Description of the task
Reproduce all of the records exactly.
>> begin Record excerpts
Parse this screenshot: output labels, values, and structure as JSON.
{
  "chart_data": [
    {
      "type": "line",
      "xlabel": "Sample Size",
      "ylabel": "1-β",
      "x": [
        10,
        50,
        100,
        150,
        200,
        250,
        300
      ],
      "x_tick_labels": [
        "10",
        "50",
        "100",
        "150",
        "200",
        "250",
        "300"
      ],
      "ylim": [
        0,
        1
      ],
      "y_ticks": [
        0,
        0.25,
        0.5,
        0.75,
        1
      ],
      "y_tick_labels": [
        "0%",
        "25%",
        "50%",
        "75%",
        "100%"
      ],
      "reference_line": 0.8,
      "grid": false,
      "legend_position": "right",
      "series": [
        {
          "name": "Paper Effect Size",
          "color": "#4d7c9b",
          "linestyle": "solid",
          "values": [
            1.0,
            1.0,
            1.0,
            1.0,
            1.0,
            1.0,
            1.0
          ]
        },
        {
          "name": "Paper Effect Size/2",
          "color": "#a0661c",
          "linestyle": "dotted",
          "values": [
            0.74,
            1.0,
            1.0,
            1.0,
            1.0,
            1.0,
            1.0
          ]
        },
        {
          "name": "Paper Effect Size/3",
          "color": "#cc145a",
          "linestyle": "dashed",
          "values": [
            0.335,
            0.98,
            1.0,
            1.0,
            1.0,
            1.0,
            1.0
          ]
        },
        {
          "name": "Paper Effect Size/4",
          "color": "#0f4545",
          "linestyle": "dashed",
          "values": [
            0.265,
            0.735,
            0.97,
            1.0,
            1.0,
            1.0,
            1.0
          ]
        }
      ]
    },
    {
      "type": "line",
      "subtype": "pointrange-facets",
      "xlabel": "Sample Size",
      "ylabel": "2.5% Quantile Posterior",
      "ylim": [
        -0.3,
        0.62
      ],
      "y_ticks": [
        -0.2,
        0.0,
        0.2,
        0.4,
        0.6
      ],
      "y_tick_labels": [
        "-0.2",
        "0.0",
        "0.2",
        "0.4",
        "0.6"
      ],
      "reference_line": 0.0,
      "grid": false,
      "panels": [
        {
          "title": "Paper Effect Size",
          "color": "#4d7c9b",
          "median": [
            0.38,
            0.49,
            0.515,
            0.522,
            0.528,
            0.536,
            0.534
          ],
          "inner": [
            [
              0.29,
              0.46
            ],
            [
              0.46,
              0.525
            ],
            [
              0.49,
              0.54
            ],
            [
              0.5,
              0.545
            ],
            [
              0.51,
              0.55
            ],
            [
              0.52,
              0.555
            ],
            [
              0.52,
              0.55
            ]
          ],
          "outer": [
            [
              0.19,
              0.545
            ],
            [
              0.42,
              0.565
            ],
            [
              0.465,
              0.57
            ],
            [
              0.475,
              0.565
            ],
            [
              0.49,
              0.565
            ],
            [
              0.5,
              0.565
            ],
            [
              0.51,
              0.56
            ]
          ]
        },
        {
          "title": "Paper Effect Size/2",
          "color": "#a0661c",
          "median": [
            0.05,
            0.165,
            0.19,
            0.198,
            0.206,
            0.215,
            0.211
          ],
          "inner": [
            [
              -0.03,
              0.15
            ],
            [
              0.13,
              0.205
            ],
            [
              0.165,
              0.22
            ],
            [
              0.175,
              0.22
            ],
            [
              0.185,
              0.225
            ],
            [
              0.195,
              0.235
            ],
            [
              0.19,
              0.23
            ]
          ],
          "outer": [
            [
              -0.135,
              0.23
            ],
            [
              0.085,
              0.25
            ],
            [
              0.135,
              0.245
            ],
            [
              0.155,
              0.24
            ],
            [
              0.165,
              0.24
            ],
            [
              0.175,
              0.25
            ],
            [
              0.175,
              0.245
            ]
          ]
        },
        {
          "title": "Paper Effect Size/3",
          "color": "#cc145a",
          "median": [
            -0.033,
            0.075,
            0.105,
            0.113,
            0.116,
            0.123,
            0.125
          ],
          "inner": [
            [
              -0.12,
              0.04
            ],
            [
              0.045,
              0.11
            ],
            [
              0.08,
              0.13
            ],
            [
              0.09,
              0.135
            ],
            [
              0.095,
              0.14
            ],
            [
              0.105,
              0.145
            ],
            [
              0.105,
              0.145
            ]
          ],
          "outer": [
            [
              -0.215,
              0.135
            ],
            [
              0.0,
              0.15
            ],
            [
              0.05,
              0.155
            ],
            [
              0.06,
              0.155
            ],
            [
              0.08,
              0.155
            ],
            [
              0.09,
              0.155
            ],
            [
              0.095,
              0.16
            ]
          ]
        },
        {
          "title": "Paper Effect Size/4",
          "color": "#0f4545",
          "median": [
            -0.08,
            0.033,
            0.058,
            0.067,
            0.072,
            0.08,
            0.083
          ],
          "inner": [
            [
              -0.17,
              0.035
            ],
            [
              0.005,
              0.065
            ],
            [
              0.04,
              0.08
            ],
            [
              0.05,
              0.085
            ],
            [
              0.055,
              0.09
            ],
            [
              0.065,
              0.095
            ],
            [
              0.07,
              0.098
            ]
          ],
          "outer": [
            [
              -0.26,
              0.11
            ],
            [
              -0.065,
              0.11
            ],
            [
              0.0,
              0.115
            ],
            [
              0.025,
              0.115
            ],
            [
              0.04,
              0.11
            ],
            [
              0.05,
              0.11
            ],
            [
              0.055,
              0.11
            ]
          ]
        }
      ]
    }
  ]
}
>> end Record excerpts
Response below
Parse this screenshot: output labels, values, and structure as JSON.
{
  "chart_data": [
    {
      "type": "line",
      "xlabel": "Sample Size",
      "ylabel": "1-β",
      "x": [
        10,
        50,
        100,
        150,
        200,
        250,
        300
      ],
      "x_tick_labels": [
        "10",
        "50",
        "100",
        "150",
        "200",
        "250",
        "300"
      ],
      "ylim": [
        0,
        1
      ],
      "y_ticks": [
        0,
        0.25,
        0.5,
        0.75,
        1
      ],
      "y_tick_labels": [
        "0%",
        "25%",
        "50%",
        "75%",
        "100%"
      ],
      "reference_line": 0.8,
      "grid": false,
      "legend_position": "right",
      "series": [
        {
          "name": "Paper Effect Size",
          "color": "#4d7c9b",
          "linestyle": "solid",
          "values": [
            1.0,
            1.0,
            1.0,
            1.0,
            1.0,
            1.0,
            1.0
          ]
        },
        {
          "name": "Paper Effect Size/2",
          "color": "#a0661c",
          "linestyle": "dotted",
          "values": [
            0.74,
            1.0,
            1.0,
            1.0,
            1.0,
            1.0,
            1.0
          ]
        },
        {
          "name": "Paper Effect Size/3",
          "color": "#cc145a",
          "linestyle": "dashed",
          "values": [
            0.335,
            0.98,
            1.0,
            1.0,
            1.0,
            1.0,
            1.0
          ]
        },
        {
          "name": "Paper Effect Size/4",
          "color": "#0f4545",
          "linestyle": "dashed",
          "values": [
            0.265,
            0.735,
            0.97,
            1.0,
            1.0,
            1.0,
            1.0
          ]
        }
      ]
    },
    {
      "type": "line",
      "subtype": "pointrange-facets",
      "xlabel": "Sample Size",
      "ylabel": "2.5% Quantile Posterior",
      "ylim": [
        -0.3,
        0.62
      ],
      "y_ticks": [
        -0.2,
        0.0,
        0.2,
        0.4,
        0.6
      ],
      "y_tick_labels": [
        "-0.2",
        "0.0",
        "0.2",
        "0.4",
        "0.6"
      ],
      "reference_line": 0.0,
      "grid": false,
      "panels": [
        {
          "title": "Paper Effect Size",
          "color": "#4d7c9b",
          "median": [
            0.38,
            0.49,
            0.515,
            0.522,
            0.528,
            0.536,
            0.534
          ],
          "inner": [
            [
              0.29,
              0.46
            ],
            [
              0.46,
              0.525
            ],
            [
              0.49,
              0.54
            ],
            [
              0.5,
              0.545
            ],
            [
              0.51,
              0.55
            ],
            [
              0.52,
              0.555
            ],
            [
              0.52,
              0.55
            ]
          ],
          "outer": [
            [
              0.19,
              0.545
            ],
            [
              0.42,
              0.565
            ],
            [
              0.465,
              0.57
            ],
            [
              0.475,
              0.565
            ],
            [
              0.49,
              0.565
            ],
            [
              0.5,
              0.565
            ],
            [
              0.51,
              0.56
            ]
          ]
        },
        {
          "title": "Paper Effect Size/2",
          "color": "#a0661c",
          "median": [
            0.05,
            0.165,
            0.19,
            0.198,
            0.206,
            0.215,
            0.211
          ],
          "inner": [
            [
              -0.03,
              0.15
            ],
            [
              0.13,
              0.205
            ],
            [
              0.165,
              0.22
            ],
            [
              0.175,
              0.22
            ],
            [
              0.185,
              0.225
            ],
            [
              0.195,
              0.235
            ],
            [
              0.19,
              0.23
            ]
          ],
          "outer": [
            [
              -0.135,
              0.23
            ],
            [
              0.085,
              0.25
            ],
            [
              0.135,
              0.245
            ],
            [
              0.155,
              0.24
            ],
            [
              0.165,
              0.24
            ],
            [
              0.175,
              0.25
            ],
            [
              0.175,
              0.245
            ]
          ]
        },
        {
          "title": "Paper Effect Size/3",
          "color": "#cc145a",
          "median": [
            -0.033,
            0.075,
            0.105,
            0.113,
            0.116,
            0.123,
            0.125
          ],
          "inner": [
            [
              -0.12,
              0.04
            ],
            [
              0.045,
              0.11
            ],
            [
              0.08,
              0.13
            ],
            [
              0.09,
              0.135
            ],
            [
              0.095,
              0.14
            ],
            [
              0.105,
              0.145
            ],
            [
              0.105,
              0.145
            ]
          ],
          "outer": [
            [
              -0.215,
              0.135
            ],
            [
              0.0,
              0.15
            ],
            [
              0.05,
              0.155
            ],
            [
              0.06,
              0.155
            ],
            [
              0.08,
              0.155
            ],
            [
              0.09,
              0.155
            ],
            [
              0.095,
              0.16
            ]
          ]
        },
        {
          "title": "Paper Effect Size/4",
          "color": "#0f4545",
          "median": [
            -0.08,
            0.033,
            0.058,
            0.067,
            0.072,
            0.08,
            0.083
          ],
          "inner": [
            [
              -0.17,
              0.035
            ],
            [
              0.005,
              0.065
            ],
            [
              0.04,
              0.08
            ],
            [
              0.05,
              0.085
            ],
            [
              0.055,
              0.09
            ],
            [
              0.065,
              0.095
            ],
            [
              0.07,
              0.098
            ]
          ],
          "outer": [
            [
              -0.26,
              0.11
            ],
            [
              -0.065,
              0.11
            ],
            [
              0.0,
              0.115
            ],
            [
              0.025,
              0.115
            ],
            [
              0.04,
              0.11
            ],
            [
              0.05,
              0.11
            ],
            [
              0.055,
              0.11
            ]
          ]
        }
      ]
    }
  ]
}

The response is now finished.